──────── Stored data

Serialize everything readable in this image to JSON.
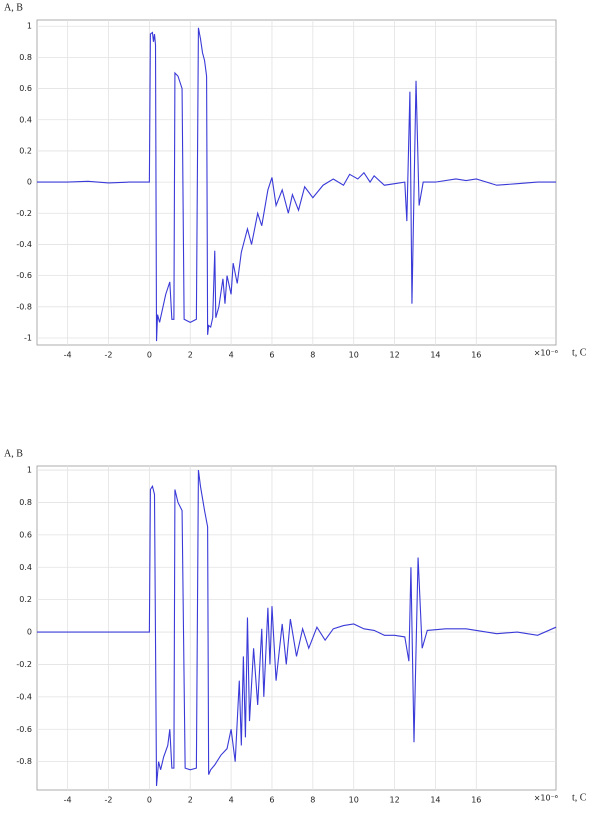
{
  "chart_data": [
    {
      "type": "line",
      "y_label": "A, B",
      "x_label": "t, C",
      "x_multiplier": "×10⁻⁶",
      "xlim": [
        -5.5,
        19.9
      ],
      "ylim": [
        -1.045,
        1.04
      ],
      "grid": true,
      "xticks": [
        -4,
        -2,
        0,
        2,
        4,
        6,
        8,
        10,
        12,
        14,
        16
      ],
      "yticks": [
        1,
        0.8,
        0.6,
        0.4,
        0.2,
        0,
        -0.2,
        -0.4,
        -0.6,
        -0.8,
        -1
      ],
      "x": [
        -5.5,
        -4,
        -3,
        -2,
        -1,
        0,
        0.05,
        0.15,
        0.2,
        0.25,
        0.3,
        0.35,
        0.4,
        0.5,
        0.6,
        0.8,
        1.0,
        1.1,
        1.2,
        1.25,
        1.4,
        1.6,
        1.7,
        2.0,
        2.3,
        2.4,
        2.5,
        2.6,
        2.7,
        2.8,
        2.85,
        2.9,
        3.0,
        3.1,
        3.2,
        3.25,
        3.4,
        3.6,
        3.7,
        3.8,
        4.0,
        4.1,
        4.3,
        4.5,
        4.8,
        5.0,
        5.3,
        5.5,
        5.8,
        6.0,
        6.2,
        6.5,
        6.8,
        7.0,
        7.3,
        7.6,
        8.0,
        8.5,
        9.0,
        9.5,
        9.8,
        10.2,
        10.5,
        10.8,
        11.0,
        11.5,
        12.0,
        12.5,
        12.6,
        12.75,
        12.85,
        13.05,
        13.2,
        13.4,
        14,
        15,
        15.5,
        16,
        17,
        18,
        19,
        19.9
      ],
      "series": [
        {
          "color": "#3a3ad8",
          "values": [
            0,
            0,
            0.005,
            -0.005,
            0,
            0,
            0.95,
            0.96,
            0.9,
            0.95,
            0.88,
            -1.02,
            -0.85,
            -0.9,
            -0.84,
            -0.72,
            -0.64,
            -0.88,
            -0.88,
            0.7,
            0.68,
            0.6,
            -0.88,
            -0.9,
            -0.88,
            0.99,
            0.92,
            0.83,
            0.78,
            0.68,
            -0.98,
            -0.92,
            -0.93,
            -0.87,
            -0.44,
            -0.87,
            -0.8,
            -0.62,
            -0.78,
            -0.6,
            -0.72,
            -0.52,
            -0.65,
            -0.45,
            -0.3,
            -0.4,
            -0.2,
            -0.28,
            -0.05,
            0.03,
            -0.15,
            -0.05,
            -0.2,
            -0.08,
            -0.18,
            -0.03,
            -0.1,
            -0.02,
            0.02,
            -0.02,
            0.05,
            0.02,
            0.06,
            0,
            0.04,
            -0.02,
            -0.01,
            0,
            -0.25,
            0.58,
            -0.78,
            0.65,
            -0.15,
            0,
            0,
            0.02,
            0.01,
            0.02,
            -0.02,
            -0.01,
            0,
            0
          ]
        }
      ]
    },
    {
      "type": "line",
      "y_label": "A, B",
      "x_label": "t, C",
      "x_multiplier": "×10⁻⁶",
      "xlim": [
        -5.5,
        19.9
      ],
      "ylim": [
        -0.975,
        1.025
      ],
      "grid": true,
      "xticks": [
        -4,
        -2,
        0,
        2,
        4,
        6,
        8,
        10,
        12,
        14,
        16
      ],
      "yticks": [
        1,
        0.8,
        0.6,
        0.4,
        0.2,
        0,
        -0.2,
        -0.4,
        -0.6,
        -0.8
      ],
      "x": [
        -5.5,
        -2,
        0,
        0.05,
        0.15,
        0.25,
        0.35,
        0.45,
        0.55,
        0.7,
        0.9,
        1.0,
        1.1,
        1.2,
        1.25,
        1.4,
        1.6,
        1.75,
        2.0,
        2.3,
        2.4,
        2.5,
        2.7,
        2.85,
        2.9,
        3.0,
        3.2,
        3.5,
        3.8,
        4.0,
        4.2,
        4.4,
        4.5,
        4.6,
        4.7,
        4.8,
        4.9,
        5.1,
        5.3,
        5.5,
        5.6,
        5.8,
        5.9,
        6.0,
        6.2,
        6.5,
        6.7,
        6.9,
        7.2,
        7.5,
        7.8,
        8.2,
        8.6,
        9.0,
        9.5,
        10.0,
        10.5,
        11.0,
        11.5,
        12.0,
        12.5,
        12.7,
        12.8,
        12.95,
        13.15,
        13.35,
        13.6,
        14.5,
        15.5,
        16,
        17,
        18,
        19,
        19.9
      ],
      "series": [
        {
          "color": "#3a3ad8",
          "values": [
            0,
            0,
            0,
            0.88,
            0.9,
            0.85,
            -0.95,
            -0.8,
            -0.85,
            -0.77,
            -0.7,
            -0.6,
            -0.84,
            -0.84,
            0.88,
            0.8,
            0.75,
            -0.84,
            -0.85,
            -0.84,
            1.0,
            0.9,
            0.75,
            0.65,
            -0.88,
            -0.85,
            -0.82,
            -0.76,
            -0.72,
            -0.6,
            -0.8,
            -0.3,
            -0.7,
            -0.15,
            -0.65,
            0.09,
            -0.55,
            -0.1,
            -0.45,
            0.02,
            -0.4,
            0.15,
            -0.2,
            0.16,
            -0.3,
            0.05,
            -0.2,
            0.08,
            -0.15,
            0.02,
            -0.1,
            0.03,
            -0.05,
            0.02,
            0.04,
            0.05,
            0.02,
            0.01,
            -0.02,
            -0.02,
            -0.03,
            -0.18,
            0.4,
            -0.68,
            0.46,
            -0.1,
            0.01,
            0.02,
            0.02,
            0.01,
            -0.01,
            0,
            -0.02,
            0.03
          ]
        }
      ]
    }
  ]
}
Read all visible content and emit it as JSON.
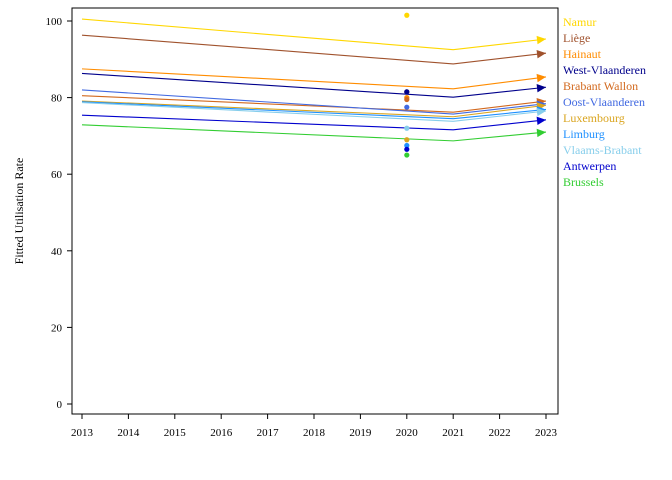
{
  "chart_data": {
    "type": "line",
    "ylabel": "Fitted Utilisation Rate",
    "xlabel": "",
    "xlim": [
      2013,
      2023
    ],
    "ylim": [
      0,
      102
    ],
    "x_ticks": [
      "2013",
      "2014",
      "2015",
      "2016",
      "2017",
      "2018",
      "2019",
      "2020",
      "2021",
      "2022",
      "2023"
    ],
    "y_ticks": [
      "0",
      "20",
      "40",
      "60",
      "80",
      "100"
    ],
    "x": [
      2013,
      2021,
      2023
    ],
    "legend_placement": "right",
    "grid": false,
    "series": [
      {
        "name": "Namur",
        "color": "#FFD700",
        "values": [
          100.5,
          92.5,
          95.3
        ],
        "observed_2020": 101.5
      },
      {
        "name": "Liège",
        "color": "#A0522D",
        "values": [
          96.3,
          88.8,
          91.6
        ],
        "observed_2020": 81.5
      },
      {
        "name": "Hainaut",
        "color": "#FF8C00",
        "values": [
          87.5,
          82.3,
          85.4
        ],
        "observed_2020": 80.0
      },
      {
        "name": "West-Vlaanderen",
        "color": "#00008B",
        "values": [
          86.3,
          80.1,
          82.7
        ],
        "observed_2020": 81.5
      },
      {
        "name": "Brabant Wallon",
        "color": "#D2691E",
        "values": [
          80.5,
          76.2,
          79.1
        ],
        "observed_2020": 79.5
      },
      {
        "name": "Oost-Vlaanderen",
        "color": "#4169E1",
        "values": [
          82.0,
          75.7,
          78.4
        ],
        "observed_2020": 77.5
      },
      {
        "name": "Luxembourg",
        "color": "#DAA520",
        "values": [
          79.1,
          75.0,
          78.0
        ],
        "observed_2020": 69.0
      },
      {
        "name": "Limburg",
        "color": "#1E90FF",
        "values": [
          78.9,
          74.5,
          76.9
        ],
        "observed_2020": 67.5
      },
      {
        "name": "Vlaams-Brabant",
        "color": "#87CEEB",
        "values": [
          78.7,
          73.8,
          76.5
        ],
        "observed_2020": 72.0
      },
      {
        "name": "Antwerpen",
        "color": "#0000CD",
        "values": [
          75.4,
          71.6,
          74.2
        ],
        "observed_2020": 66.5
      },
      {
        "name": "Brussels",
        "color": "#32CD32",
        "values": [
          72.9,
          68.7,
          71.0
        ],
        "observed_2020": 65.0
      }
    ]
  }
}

────────────────

### Task to complete
Look through the data above. Copy every line with the string "Brabant" in it.

### Result
        "name": "Brabant Wallon",
        "name": "Vlaams-Brabant",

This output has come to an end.